Stored dataset items:
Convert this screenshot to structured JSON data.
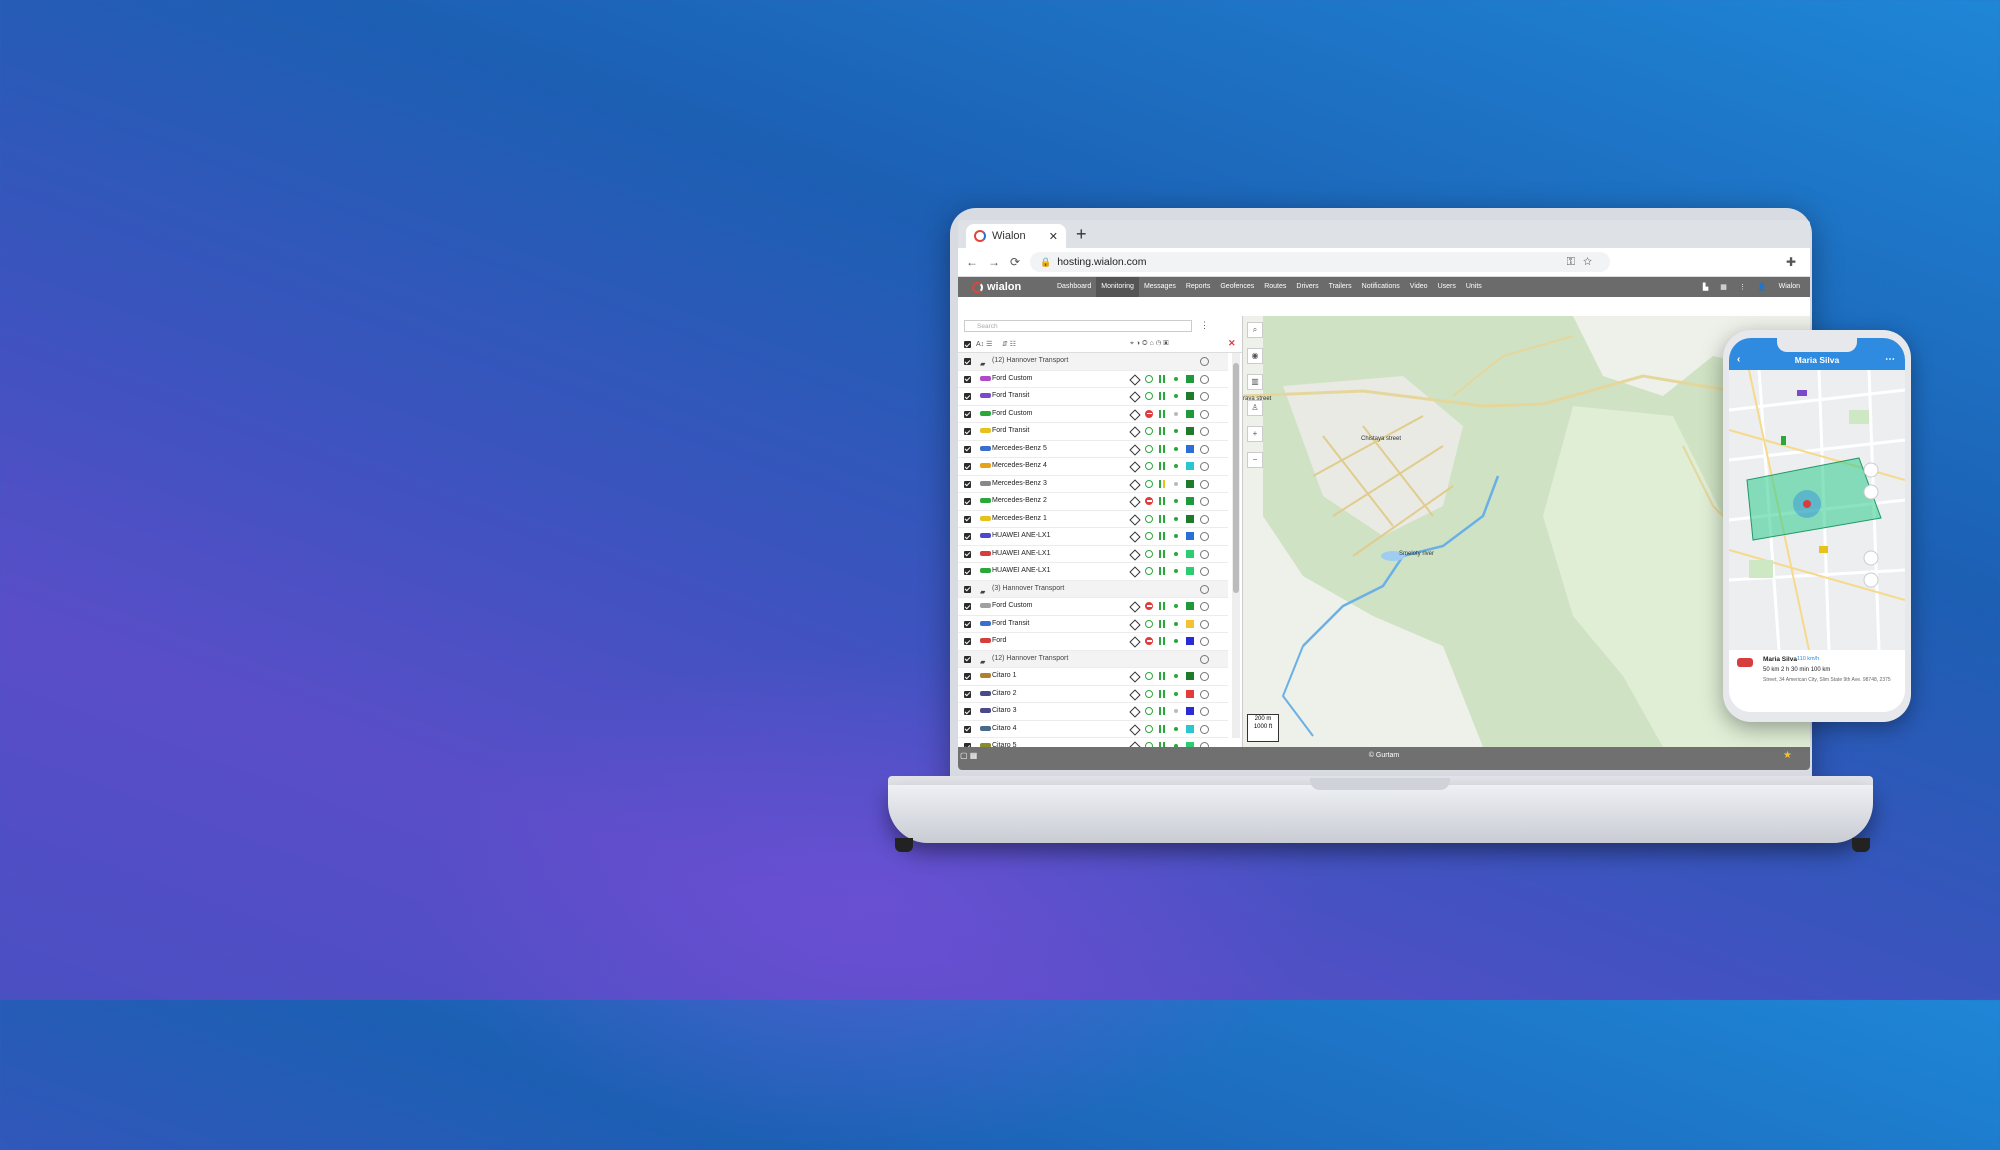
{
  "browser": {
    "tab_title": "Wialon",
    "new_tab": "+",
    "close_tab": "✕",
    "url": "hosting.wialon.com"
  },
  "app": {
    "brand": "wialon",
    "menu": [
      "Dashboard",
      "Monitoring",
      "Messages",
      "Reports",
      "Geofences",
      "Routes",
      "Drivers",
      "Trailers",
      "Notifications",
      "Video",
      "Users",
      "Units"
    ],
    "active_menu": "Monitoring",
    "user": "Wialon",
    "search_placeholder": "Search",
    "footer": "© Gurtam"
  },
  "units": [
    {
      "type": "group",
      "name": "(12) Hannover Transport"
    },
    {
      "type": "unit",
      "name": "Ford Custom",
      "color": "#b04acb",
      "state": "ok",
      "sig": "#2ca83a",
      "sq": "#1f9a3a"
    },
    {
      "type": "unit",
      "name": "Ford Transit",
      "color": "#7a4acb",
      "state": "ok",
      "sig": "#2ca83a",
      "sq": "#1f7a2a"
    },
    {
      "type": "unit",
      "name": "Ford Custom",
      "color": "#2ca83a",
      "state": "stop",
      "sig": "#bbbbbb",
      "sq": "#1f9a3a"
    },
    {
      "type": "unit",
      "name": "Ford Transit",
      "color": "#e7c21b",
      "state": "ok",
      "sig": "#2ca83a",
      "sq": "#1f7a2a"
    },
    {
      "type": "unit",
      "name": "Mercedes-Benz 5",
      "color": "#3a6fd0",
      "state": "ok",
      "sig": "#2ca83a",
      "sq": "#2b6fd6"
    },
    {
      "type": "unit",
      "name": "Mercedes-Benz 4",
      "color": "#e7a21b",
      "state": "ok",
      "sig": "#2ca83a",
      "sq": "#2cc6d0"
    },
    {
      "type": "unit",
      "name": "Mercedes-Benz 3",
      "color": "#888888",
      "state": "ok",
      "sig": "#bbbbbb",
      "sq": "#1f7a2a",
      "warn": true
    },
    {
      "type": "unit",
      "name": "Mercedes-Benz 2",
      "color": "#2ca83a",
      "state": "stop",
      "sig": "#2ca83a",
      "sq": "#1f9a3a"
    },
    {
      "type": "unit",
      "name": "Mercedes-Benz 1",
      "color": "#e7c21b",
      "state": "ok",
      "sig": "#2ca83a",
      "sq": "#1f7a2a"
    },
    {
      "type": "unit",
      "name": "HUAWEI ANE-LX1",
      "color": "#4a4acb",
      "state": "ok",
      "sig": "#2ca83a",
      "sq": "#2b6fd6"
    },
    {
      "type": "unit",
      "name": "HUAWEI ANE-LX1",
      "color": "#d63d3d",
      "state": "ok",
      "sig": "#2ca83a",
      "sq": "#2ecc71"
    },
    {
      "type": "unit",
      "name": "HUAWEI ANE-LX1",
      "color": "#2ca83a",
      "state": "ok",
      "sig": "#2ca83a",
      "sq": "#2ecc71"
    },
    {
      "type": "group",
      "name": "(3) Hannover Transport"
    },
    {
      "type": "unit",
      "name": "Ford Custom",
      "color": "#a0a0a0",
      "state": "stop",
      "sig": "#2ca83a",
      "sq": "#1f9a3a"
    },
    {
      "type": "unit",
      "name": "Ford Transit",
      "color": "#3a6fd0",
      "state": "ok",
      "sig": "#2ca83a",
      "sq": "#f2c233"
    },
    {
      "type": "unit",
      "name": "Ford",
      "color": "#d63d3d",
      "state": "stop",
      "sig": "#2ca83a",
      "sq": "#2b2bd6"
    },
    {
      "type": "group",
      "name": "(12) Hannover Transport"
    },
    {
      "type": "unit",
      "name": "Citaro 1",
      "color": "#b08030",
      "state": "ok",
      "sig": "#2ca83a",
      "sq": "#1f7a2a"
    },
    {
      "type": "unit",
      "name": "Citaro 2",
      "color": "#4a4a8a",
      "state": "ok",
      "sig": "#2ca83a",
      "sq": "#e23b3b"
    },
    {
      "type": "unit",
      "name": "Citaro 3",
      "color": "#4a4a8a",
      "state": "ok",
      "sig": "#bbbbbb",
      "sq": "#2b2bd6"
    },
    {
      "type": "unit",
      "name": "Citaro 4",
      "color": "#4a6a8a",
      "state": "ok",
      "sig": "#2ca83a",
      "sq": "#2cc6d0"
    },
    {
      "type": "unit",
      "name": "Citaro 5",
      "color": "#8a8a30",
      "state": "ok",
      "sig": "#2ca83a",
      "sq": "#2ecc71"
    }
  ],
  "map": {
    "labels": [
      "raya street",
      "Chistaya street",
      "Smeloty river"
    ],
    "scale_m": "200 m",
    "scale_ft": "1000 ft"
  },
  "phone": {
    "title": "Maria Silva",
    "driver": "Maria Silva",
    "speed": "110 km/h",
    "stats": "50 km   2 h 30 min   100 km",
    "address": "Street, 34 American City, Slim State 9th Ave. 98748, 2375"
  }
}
* * *
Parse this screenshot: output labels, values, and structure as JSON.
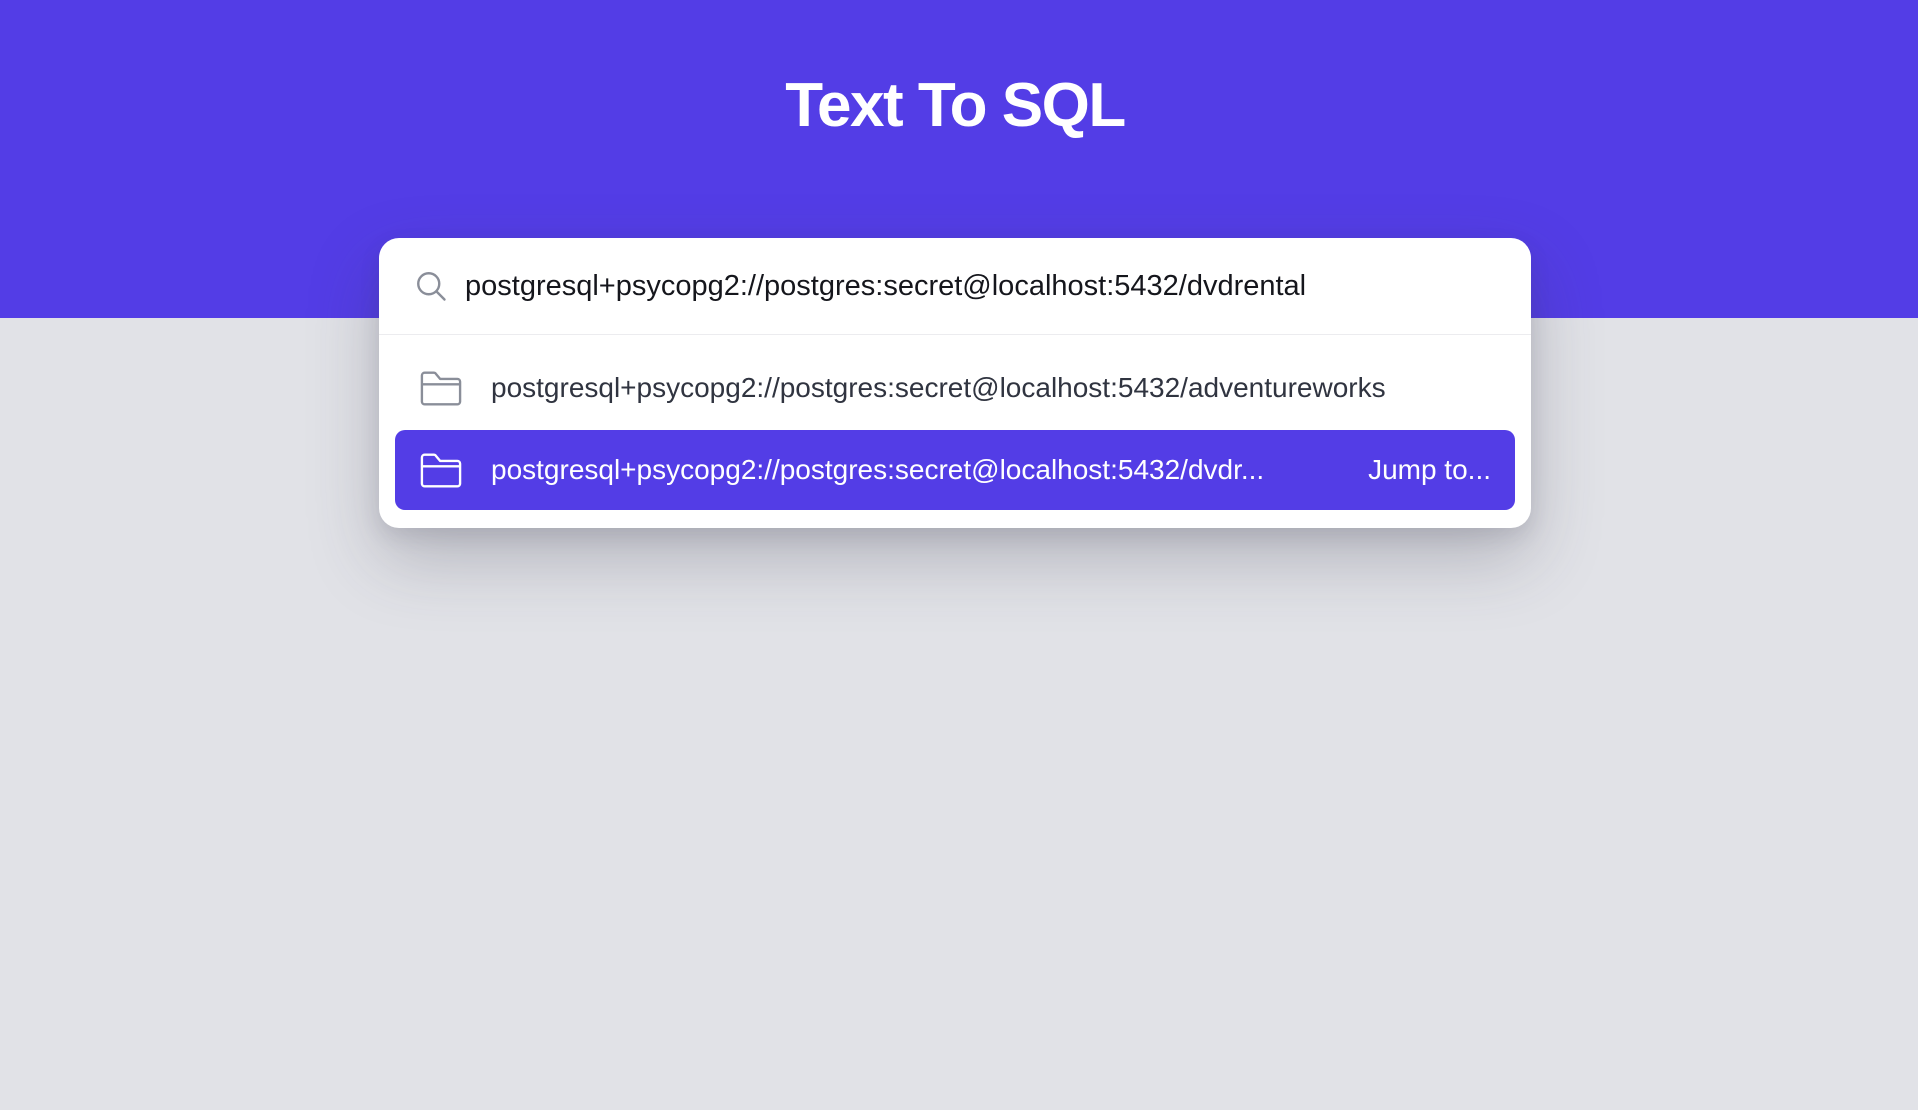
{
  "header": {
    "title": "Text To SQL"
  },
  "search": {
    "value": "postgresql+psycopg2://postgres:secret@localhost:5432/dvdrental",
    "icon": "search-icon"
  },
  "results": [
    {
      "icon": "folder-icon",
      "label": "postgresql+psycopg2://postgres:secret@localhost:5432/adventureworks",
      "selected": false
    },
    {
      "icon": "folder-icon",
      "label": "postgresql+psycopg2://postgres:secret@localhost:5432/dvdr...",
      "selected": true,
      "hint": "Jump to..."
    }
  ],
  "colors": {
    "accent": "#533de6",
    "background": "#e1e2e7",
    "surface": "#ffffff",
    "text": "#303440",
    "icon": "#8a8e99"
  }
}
...
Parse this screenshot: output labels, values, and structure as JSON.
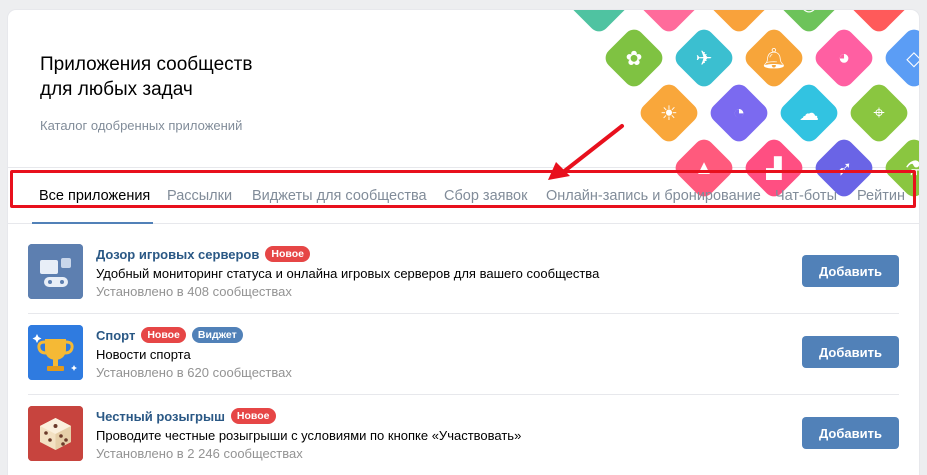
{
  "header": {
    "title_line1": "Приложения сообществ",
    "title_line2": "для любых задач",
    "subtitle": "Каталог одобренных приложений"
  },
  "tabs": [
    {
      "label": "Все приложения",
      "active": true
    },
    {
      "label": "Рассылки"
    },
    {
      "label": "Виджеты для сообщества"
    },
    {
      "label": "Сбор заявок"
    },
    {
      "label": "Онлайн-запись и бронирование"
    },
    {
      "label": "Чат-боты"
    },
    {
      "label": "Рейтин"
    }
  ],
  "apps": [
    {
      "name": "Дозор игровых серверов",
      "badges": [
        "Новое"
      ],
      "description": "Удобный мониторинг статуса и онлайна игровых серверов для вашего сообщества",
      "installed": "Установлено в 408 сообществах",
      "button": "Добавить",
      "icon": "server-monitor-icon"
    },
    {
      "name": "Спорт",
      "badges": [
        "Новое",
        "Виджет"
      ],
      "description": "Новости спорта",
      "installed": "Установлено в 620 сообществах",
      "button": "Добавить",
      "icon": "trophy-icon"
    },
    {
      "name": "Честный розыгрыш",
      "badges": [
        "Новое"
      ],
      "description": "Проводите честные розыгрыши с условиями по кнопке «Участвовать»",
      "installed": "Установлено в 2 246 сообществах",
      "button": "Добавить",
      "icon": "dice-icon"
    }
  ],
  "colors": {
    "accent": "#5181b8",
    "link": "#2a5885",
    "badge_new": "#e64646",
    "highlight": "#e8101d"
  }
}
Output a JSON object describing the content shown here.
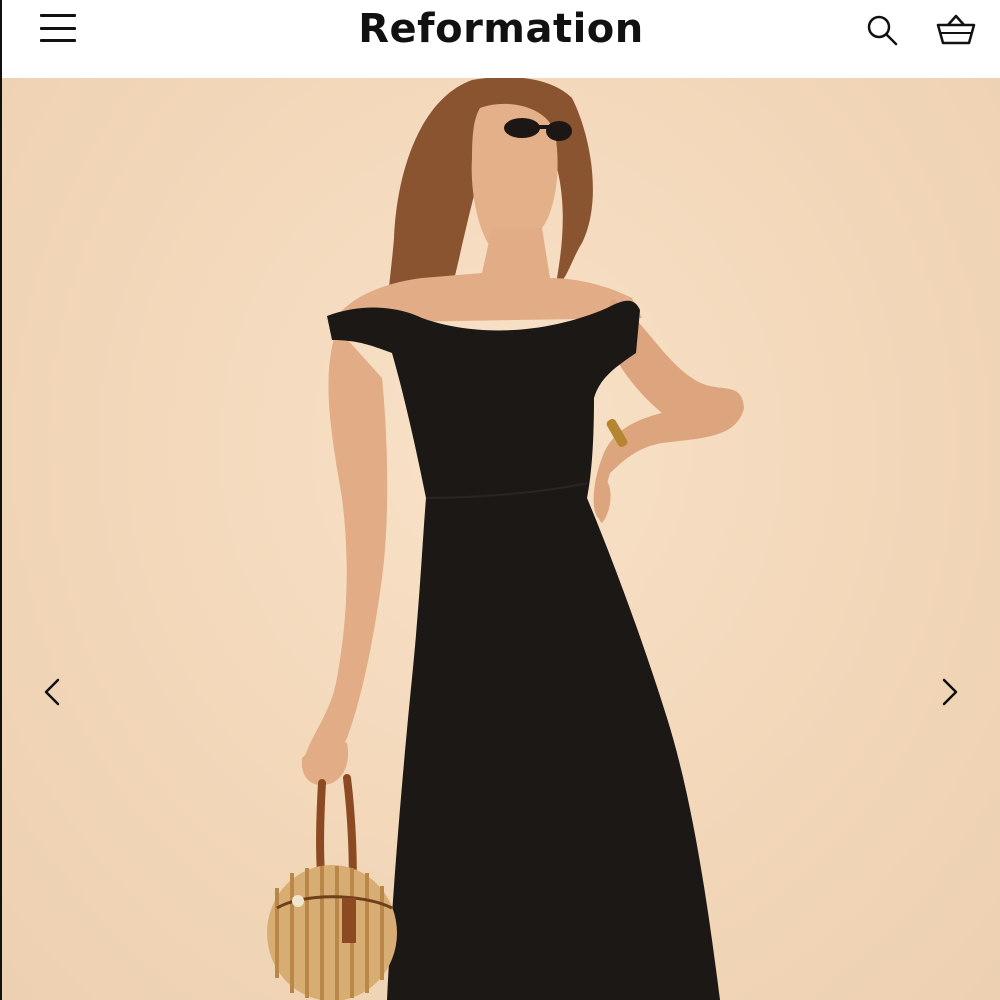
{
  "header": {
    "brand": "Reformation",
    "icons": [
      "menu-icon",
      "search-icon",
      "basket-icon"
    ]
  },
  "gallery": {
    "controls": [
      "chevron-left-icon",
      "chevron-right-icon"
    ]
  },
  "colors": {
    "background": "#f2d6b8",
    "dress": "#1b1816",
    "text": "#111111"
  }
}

### WHAT TO WORK ON
Filter lines by "postgresql" and return each hit.

### THE COMPLETED TASK
    "value": "postgresql+psycopg2://postgres:secret@localhost:5432/dvdrental",
      "label": "postgresql+psycopg2://postgres:secret@localhost:5432/adventureworks",
      "label": "postgresql+psycopg2://postgres:secret@localhost:5432/dvdr...",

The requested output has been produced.